===== Information provided
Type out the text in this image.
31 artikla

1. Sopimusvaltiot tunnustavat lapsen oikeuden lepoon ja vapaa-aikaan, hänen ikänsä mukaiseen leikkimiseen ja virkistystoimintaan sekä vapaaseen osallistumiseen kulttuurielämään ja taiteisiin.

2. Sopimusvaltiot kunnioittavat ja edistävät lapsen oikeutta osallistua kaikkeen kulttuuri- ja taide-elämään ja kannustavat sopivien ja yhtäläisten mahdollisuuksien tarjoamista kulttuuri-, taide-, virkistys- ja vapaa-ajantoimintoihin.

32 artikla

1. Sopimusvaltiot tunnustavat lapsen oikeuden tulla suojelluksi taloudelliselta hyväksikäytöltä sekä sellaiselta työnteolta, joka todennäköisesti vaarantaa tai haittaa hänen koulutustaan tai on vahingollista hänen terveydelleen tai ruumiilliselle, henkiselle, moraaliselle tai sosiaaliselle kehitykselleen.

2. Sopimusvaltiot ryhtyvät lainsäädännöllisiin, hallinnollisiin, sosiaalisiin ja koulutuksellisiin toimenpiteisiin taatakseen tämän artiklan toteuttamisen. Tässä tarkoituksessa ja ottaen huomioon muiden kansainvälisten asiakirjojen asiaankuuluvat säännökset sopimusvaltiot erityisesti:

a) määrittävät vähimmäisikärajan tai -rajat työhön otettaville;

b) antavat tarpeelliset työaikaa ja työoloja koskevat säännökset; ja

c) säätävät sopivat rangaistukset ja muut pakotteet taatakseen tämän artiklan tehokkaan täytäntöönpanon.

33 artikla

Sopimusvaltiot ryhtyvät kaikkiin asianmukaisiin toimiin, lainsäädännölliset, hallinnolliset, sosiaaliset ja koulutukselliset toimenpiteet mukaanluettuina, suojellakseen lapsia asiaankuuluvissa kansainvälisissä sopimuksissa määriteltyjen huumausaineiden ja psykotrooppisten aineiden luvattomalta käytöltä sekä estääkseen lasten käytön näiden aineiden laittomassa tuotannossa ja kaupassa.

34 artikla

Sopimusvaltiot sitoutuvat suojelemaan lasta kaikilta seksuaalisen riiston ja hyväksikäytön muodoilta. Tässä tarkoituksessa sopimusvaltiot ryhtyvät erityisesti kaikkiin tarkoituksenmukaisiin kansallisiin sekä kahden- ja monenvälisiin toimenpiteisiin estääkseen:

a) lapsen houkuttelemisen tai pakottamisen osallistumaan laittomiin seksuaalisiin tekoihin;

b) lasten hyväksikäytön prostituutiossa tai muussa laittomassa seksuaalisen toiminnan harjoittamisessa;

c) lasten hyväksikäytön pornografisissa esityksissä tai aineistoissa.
==========
===== Information provided
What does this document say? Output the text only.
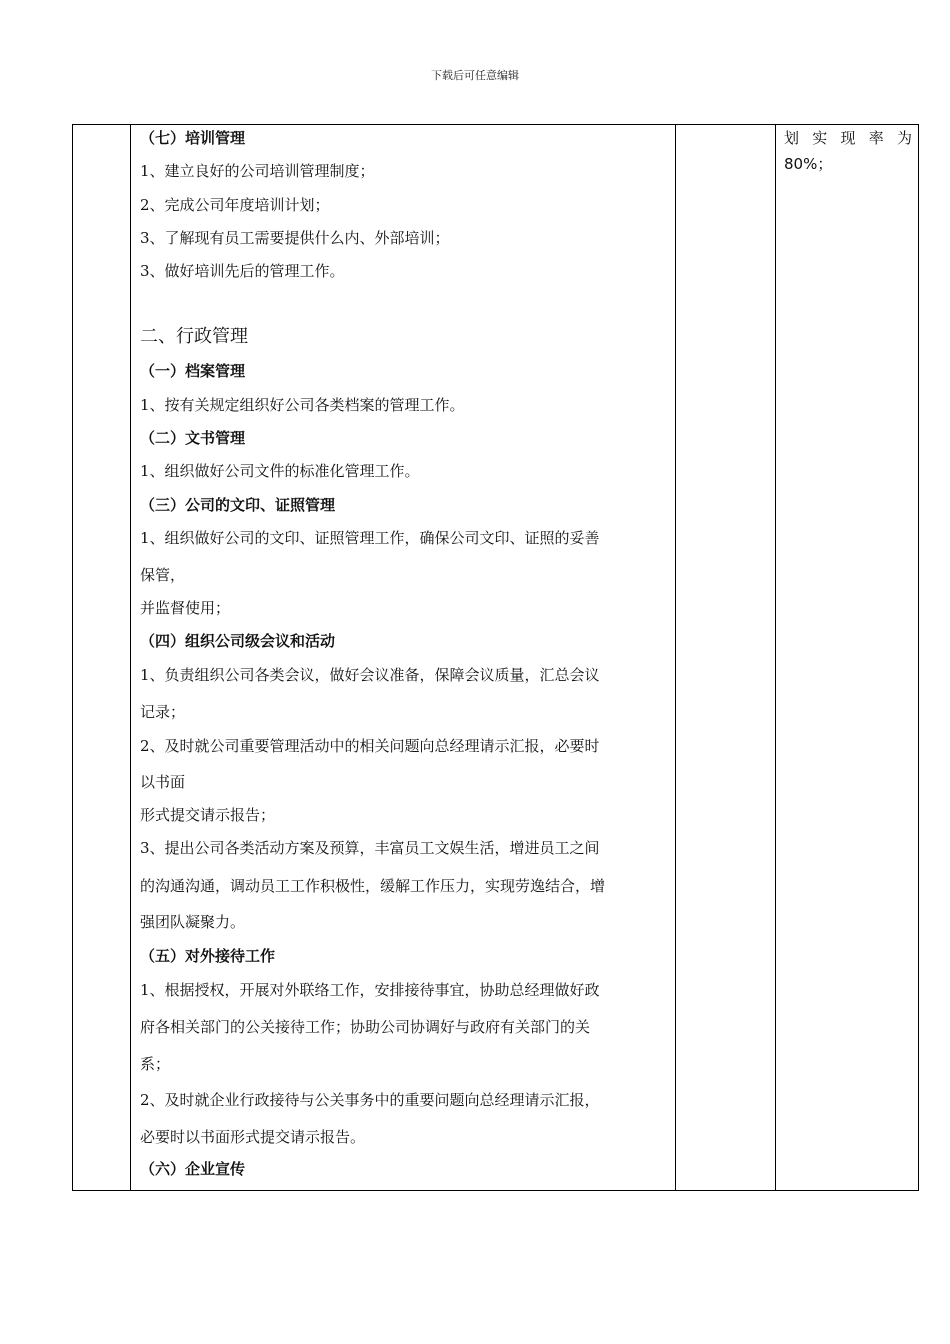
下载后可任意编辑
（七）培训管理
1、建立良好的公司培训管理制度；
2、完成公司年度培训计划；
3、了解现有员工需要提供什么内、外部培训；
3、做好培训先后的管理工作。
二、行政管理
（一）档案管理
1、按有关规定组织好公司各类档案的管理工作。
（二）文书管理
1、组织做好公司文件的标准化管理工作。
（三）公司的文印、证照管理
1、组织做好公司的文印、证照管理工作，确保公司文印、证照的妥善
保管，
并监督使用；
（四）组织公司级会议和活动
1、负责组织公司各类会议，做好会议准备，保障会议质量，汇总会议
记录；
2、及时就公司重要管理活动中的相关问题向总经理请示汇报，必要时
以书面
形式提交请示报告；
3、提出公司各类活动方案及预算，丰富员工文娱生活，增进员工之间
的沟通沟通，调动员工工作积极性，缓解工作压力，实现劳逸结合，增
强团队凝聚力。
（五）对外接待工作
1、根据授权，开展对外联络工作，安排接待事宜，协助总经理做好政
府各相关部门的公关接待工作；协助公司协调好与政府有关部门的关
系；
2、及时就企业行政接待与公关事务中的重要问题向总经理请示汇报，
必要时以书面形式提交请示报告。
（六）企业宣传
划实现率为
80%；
==========
Exercise:
Show every line from the entries above in which "this" appears.

Output:
Type out the text in this image.
What does this document say? Output the text only.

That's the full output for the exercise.